Selected extract:

Investigate and optimize PostReceive worker performance bottlenecks based on instrumentation data
Part of Improve PostReceive Worker Performance to Meet ... (&19159)
Summary
Using data from enhanced instrumentation (see Add granular instrumentation to PostReceive wor... (#566545)), identify slowest components of the PostReceive
worker to achieve the 10‑second performance target.
Kibana: https://log.gprd.gitlab.net/app/r/s/Gd0Pq+
Problem
Based on initial analysis and the parent issue investigation, several performance bottlenecks have been identified:
-
Redis Cache Operations
- 35,566 repository cache calls that took 9.7 seconds
- Related to the Epic gitlab-org&17190 for cache optimization
-
Lock Contention
- Multiple PostReceive jobs competing for the same locks
- Particularly problematic with pull mirroring scenarios
-
Database Query Performance
- Transaction overhead and query optimization opportunities
- Potential N+1 query patterns
-
CPU-Intensive Operations
- Repository expiration logic
- Event processing overhead
Approach
- Analyze the results of instrumentation from Add granular instrumentation to PostReceive wor... (#566545)
- Analyze patterns and identify top bottlenecks
- Create issues to optimize each bottleneck
Acceptance Criteria
-
Performance analysis report based on instrumentation data -
Create issues for identified bottlenecks (ideally, with suggestions how to fix them)
Related Issues
- Related to: #553426
Edited by Vasilii Iakliushin

Record set:
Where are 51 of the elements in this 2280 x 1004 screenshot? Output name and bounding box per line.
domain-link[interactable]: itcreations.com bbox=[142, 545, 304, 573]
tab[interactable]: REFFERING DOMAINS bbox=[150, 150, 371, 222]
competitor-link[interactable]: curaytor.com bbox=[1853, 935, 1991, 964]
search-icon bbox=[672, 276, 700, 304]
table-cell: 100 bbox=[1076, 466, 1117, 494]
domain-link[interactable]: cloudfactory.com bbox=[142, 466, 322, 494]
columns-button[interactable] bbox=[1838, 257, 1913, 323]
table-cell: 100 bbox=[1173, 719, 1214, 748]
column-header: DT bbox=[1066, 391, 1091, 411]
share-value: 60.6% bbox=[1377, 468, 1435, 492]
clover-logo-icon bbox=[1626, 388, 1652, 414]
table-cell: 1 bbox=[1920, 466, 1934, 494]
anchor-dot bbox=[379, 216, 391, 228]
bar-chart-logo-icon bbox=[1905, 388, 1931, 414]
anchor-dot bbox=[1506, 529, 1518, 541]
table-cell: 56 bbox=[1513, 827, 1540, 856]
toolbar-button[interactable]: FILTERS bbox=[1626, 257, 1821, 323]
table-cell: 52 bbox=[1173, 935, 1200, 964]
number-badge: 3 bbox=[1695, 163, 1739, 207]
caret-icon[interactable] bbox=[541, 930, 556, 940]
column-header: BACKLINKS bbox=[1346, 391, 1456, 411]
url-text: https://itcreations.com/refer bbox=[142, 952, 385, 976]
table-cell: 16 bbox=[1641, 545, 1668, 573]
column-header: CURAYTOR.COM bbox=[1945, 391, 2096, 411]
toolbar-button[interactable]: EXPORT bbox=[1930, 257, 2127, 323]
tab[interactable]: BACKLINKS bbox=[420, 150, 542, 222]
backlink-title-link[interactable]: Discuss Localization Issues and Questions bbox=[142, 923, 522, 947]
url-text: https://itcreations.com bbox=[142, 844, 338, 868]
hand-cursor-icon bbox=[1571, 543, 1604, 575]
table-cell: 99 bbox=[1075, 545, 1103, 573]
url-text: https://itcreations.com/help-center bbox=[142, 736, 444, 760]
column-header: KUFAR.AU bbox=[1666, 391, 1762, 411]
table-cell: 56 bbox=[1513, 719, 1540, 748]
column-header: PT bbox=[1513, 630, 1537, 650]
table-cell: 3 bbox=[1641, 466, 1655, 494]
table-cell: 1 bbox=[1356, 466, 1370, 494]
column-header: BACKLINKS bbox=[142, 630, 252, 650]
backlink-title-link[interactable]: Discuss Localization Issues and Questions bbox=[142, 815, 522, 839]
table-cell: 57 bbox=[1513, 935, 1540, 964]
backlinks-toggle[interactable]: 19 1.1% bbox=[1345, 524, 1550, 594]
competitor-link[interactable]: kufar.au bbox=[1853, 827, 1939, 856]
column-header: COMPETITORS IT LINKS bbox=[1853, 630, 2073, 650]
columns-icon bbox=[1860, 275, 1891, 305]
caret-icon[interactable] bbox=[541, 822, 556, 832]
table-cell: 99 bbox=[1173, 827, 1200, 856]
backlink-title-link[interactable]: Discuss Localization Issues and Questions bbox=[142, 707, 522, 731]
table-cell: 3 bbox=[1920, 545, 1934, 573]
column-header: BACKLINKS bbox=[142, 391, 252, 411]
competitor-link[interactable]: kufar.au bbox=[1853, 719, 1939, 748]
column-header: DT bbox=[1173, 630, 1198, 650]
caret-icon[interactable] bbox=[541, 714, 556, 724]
--
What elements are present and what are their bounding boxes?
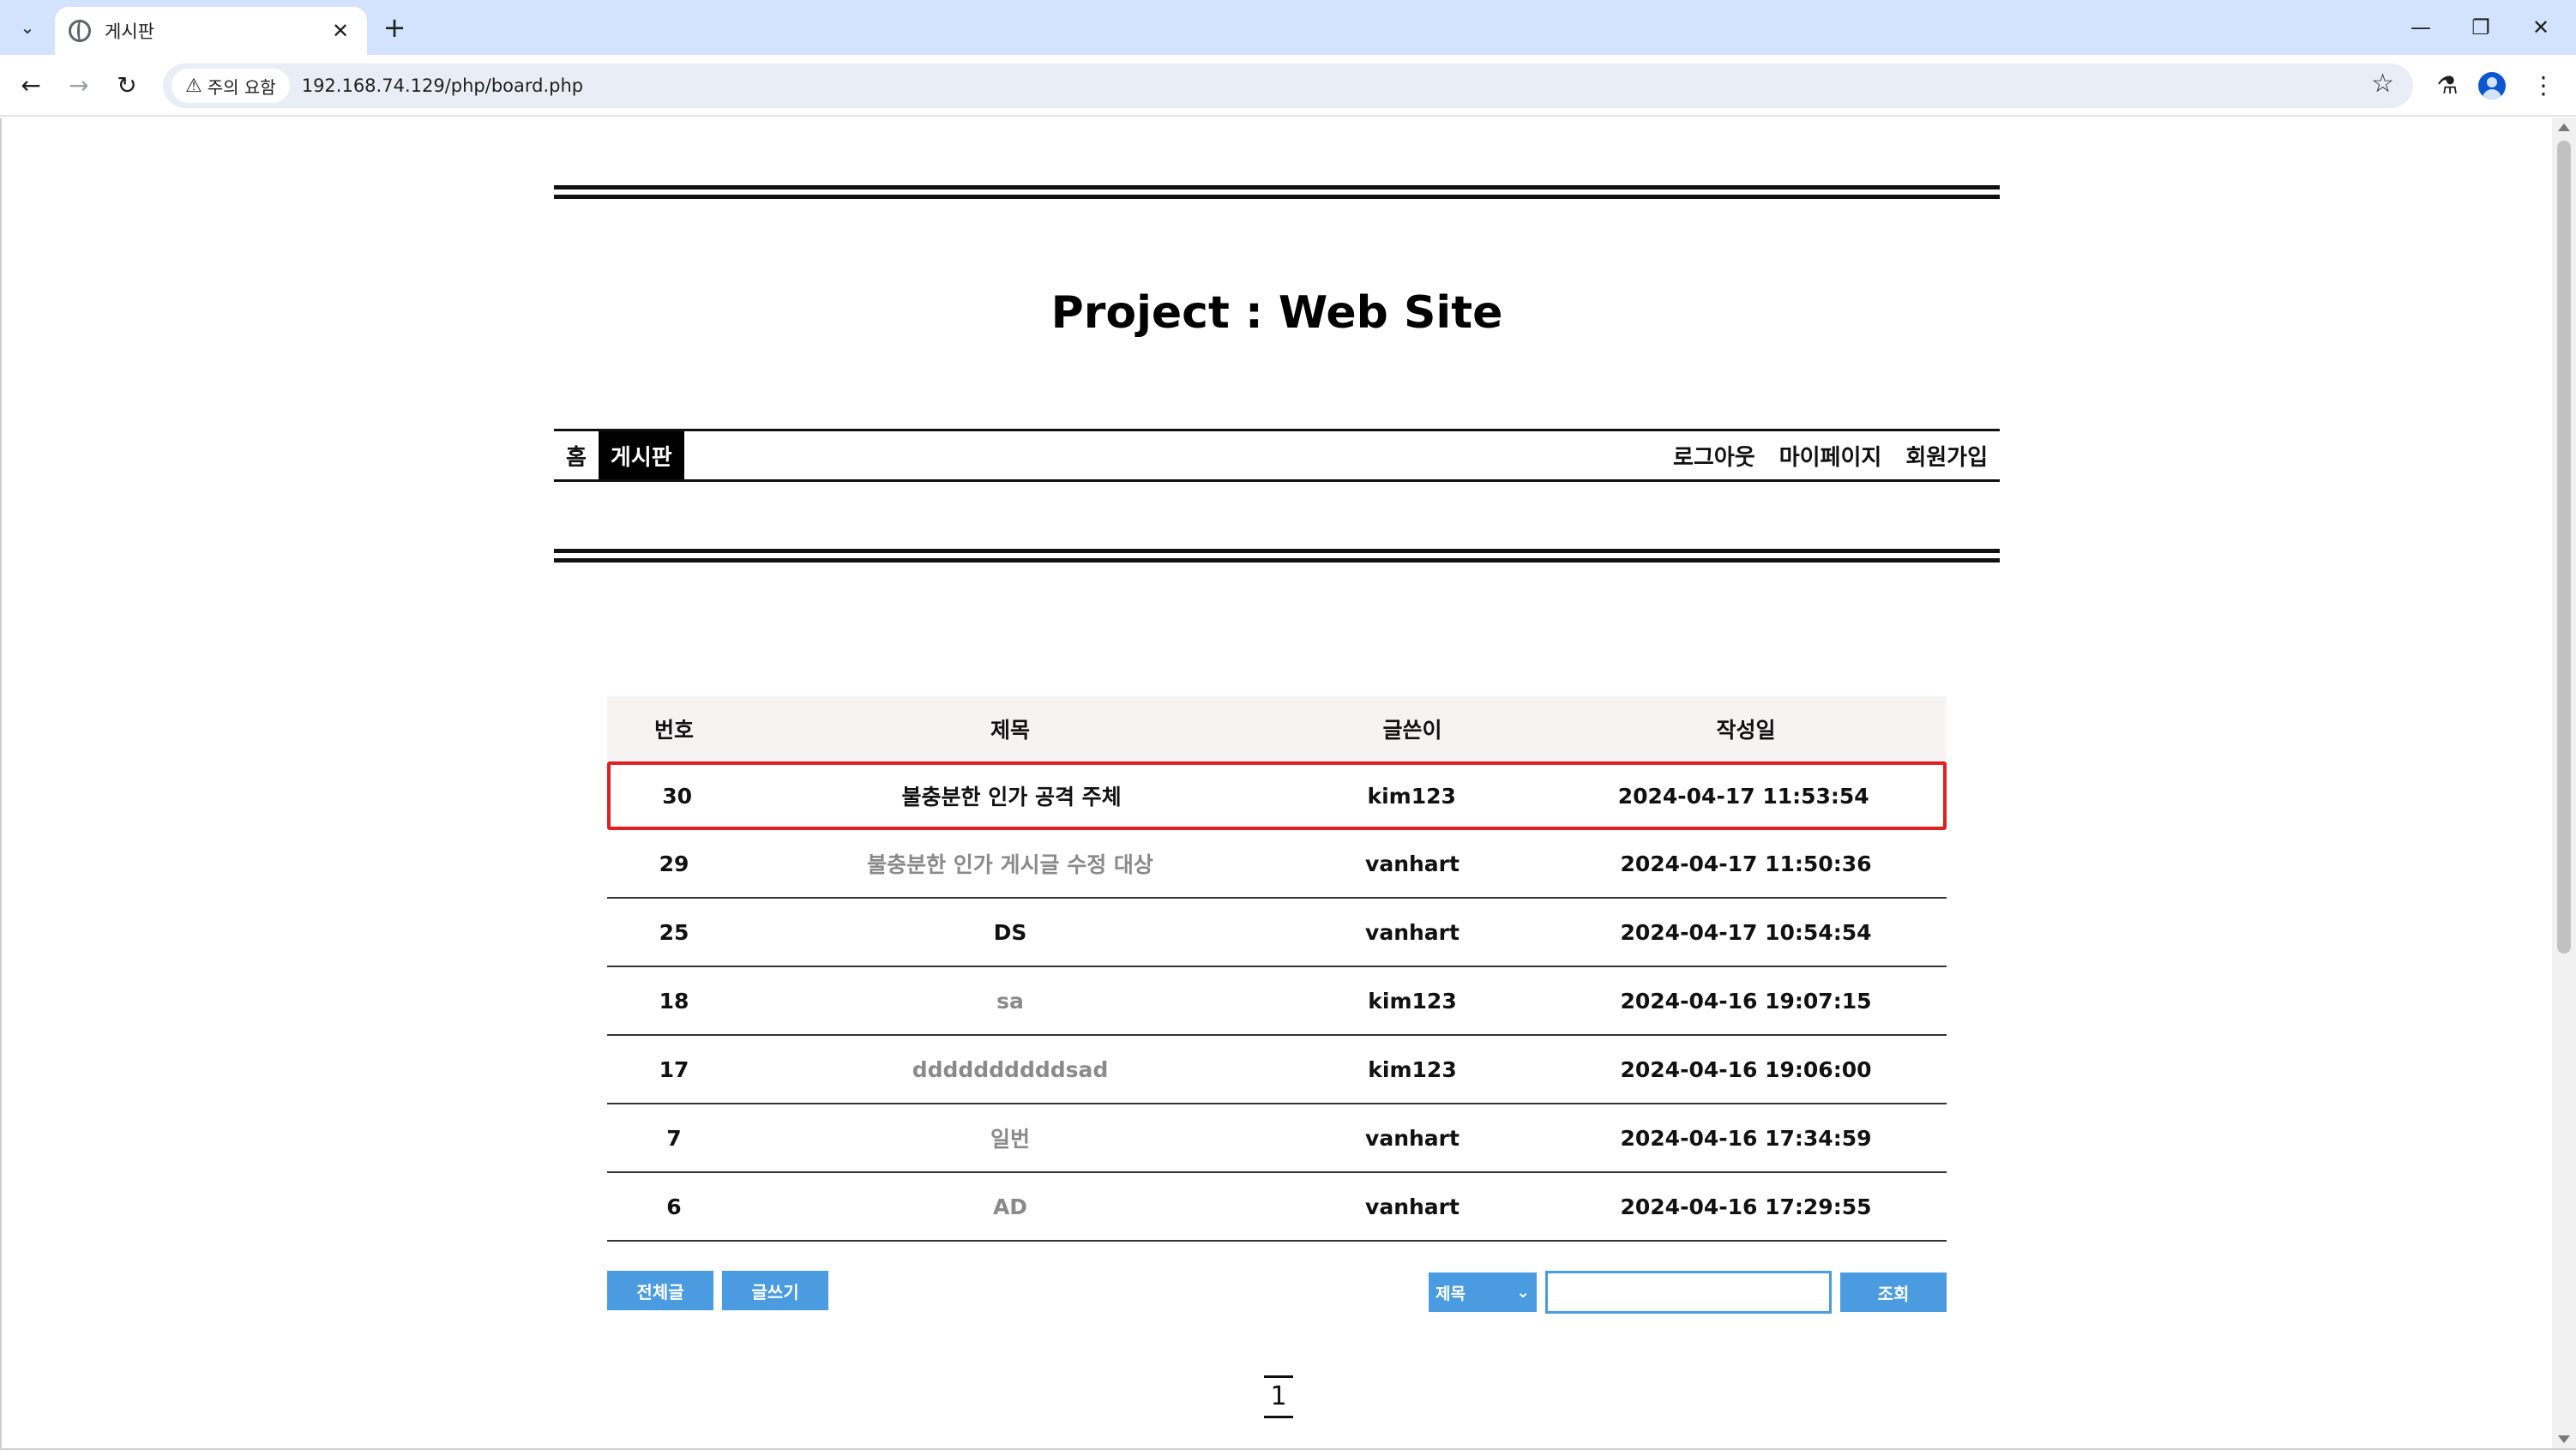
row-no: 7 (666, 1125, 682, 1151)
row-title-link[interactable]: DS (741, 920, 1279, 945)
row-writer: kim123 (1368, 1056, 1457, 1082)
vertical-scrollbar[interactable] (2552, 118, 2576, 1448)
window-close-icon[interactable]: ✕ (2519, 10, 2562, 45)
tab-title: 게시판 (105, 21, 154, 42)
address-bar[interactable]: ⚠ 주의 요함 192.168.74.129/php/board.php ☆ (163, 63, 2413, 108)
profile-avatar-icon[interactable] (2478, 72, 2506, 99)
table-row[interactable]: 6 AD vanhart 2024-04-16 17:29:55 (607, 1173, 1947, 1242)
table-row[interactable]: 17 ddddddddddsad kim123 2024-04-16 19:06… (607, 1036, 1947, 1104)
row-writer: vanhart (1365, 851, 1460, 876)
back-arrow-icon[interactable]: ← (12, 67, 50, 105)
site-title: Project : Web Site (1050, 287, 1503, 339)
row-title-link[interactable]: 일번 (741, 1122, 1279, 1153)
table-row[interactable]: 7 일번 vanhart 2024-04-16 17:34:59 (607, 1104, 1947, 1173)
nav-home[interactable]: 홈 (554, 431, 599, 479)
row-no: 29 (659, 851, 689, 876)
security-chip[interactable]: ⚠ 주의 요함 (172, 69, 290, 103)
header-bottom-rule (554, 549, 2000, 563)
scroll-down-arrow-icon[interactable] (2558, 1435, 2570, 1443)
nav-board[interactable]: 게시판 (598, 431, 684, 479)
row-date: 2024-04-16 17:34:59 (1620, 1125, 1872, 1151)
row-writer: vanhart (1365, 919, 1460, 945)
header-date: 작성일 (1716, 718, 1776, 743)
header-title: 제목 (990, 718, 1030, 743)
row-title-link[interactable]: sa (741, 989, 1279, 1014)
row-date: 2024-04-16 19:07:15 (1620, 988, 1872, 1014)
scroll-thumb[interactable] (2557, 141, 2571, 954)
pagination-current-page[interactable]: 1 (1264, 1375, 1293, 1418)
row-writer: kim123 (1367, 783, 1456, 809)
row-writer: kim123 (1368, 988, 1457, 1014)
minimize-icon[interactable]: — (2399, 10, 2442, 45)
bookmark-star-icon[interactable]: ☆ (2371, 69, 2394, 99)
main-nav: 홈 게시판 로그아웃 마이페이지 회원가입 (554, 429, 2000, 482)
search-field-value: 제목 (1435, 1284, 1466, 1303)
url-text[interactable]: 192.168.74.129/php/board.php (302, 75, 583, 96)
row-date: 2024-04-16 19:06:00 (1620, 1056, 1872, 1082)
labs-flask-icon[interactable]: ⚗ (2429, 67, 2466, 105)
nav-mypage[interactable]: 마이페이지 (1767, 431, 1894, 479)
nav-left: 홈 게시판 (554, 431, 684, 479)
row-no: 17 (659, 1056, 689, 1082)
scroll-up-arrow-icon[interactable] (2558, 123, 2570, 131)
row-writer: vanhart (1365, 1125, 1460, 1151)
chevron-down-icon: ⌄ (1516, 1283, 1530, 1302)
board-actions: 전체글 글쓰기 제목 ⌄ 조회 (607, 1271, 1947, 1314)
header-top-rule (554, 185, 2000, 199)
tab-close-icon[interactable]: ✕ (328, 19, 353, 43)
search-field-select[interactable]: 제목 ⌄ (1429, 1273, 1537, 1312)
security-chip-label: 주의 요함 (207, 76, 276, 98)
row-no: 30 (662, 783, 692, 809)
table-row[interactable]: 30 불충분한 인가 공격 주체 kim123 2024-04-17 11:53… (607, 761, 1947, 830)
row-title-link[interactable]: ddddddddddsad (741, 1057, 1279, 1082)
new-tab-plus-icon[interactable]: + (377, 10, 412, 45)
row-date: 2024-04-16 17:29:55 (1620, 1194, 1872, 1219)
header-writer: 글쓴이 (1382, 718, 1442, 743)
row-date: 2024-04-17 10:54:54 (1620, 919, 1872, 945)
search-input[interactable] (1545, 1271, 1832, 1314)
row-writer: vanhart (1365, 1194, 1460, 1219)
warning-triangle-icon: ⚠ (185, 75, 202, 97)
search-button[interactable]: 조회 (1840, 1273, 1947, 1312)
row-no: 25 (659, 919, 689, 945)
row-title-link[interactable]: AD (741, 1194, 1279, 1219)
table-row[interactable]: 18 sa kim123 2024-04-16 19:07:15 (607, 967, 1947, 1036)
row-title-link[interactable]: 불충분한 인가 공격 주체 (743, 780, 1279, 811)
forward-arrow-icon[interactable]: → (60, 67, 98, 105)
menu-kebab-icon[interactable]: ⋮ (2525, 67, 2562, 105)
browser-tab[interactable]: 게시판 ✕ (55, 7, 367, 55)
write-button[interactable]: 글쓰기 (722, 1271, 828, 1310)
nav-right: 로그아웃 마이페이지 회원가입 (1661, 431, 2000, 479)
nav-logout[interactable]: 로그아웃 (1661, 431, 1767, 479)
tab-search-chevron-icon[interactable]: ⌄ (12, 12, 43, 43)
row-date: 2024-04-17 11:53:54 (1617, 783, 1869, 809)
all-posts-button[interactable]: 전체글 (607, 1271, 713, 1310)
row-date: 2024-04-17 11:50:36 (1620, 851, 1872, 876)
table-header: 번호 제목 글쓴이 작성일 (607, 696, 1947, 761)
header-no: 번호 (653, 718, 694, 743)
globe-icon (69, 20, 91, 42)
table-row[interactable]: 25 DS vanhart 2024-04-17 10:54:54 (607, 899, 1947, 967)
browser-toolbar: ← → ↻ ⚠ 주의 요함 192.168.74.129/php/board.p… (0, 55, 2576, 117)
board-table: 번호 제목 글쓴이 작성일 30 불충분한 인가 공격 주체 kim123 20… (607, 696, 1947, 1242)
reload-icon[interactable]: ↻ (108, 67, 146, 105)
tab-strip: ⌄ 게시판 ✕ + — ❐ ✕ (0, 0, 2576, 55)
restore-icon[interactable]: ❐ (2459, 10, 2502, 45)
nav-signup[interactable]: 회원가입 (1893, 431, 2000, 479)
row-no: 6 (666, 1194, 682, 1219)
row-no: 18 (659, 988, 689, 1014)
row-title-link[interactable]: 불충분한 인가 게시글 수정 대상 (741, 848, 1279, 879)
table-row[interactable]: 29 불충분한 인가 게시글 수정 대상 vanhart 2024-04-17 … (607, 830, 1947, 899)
--
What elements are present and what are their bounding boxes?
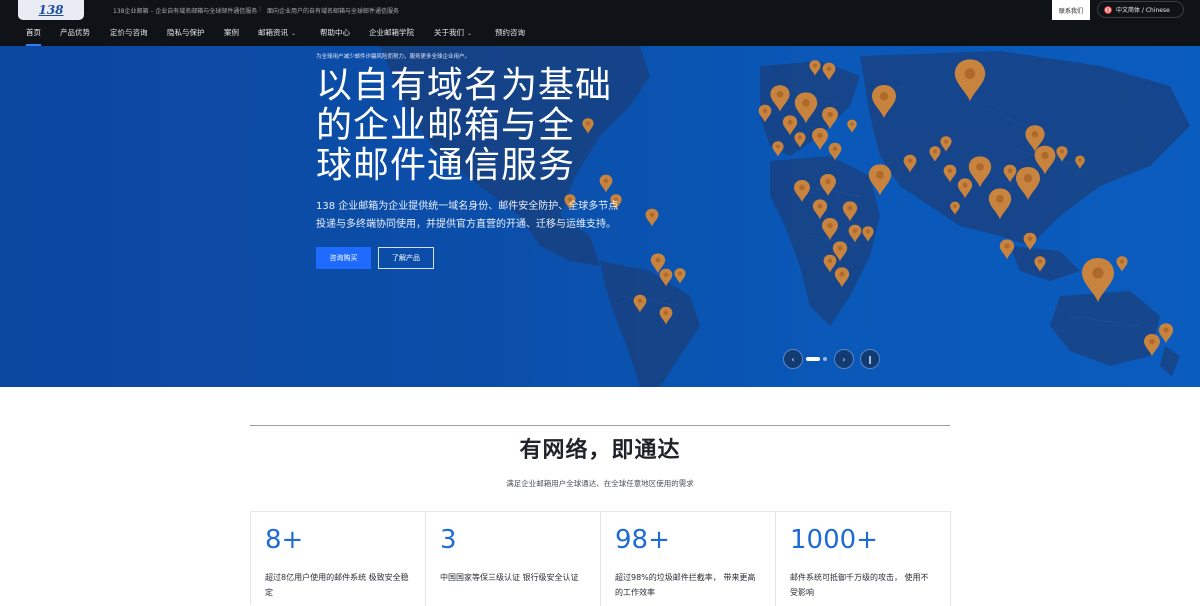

Given request:
Answer these questions from the PostReceive worker issue:
(a) What performance target is the worker meant to achieve?
(b) How many repository cache calls are listed under Redis cache operations, and how long did they take?
(c) In which scenarios is lock contention described as particularly problematic?

The completed task:
(a) A 10-second target.
(b) 35,566 calls, which took 9.7 seconds.
(c) Pull mirroring scenarios.